* START EXTRACTED MATERIAL *
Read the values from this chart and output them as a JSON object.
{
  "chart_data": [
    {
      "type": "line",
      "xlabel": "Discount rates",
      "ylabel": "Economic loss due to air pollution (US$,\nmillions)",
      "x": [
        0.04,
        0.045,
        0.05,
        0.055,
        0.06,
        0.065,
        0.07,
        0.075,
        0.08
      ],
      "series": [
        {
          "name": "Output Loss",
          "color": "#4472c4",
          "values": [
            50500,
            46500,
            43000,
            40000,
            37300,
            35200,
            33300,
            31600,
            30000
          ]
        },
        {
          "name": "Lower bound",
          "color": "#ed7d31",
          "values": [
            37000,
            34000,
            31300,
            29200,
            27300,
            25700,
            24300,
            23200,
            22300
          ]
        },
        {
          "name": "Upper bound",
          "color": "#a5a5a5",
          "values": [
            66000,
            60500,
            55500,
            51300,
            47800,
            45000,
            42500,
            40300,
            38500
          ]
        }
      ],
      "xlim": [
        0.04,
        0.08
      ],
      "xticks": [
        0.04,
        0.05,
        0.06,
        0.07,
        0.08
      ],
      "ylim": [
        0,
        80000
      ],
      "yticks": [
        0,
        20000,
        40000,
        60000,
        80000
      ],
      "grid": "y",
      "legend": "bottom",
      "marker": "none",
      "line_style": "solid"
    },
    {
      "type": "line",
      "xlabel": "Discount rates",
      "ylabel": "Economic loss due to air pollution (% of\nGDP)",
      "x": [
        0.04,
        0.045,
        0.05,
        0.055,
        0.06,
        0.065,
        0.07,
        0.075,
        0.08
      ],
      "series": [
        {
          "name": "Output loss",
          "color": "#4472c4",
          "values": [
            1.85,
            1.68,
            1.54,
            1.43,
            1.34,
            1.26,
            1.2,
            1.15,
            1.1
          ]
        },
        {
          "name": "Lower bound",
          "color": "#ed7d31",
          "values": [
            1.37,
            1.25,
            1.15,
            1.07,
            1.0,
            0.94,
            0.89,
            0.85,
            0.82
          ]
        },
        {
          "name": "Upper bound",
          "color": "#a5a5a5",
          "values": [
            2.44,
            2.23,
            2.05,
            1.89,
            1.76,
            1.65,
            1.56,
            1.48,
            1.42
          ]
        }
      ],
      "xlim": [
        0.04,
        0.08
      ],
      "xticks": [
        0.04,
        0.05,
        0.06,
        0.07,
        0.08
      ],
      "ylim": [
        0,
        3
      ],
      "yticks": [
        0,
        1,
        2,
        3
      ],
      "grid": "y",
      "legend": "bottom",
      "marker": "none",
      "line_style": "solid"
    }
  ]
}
* END EXTRACTED MATERIAL *
● **PROBLEM TO SOLVE**: From the records above, extract every entry verbatim.

● **WRITTEN ANSWER**:
Read the values from this chart and output them as a JSON object.
{
  "chart_data": [
    {
      "type": "line",
      "xlabel": "Discount rates",
      "ylabel": "Economic loss due to air pollution (US$,\nmillions)",
      "x": [
        0.04,
        0.045,
        0.05,
        0.055,
        0.06,
        0.065,
        0.07,
        0.075,
        0.08
      ],
      "series": [
        {
          "name": "Output Loss",
          "color": "#4472c4",
          "values": [
            50500,
            46500,
            43000,
            40000,
            37300,
            35200,
            33300,
            31600,
            30000
          ]
        },
        {
          "name": "Lower bound",
          "color": "#ed7d31",
          "values": [
            37000,
            34000,
            31300,
            29200,
            27300,
            25700,
            24300,
            23200,
            22300
          ]
        },
        {
          "name": "Upper bound",
          "color": "#a5a5a5",
          "values": [
            66000,
            60500,
            55500,
            51300,
            47800,
            45000,
            42500,
            40300,
            38500
          ]
        }
      ],
      "xlim": [
        0.04,
        0.08
      ],
      "xticks": [
        0.04,
        0.05,
        0.06,
        0.07,
        0.08
      ],
      "ylim": [
        0,
        80000
      ],
      "yticks": [
        0,
        20000,
        40000,
        60000,
        80000
      ],
      "grid": "y",
      "legend": "bottom",
      "marker": "none",
      "line_style": "solid"
    },
    {
      "type": "line",
      "xlabel": "Discount rates",
      "ylabel": "Economic loss due to air pollution (% of\nGDP)",
      "x": [
        0.04,
        0.045,
        0.05,
        0.055,
        0.06,
        0.065,
        0.07,
        0.075,
        0.08
      ],
      "series": [
        {
          "name": "Output loss",
          "color": "#4472c4",
          "values": [
            1.85,
            1.68,
            1.54,
            1.43,
            1.34,
            1.26,
            1.2,
            1.15,
            1.1
          ]
        },
        {
          "name": "Lower bound",
          "color": "#ed7d31",
          "values": [
            1.37,
            1.25,
            1.15,
            1.07,
            1.0,
            0.94,
            0.89,
            0.85,
            0.82
          ]
        },
        {
          "name": "Upper bound",
          "color": "#a5a5a5",
          "values": [
            2.44,
            2.23,
            2.05,
            1.89,
            1.76,
            1.65,
            1.56,
            1.48,
            1.42
          ]
        }
      ],
      "xlim": [
        0.04,
        0.08
      ],
      "xticks": [
        0.04,
        0.05,
        0.06,
        0.07,
        0.08
      ],
      "ylim": [
        0,
        3
      ],
      "yticks": [
        0,
        1,
        2,
        3
      ],
      "grid": "y",
      "legend": "bottom",
      "marker": "none",
      "line_style": "solid"
    }
  ]
}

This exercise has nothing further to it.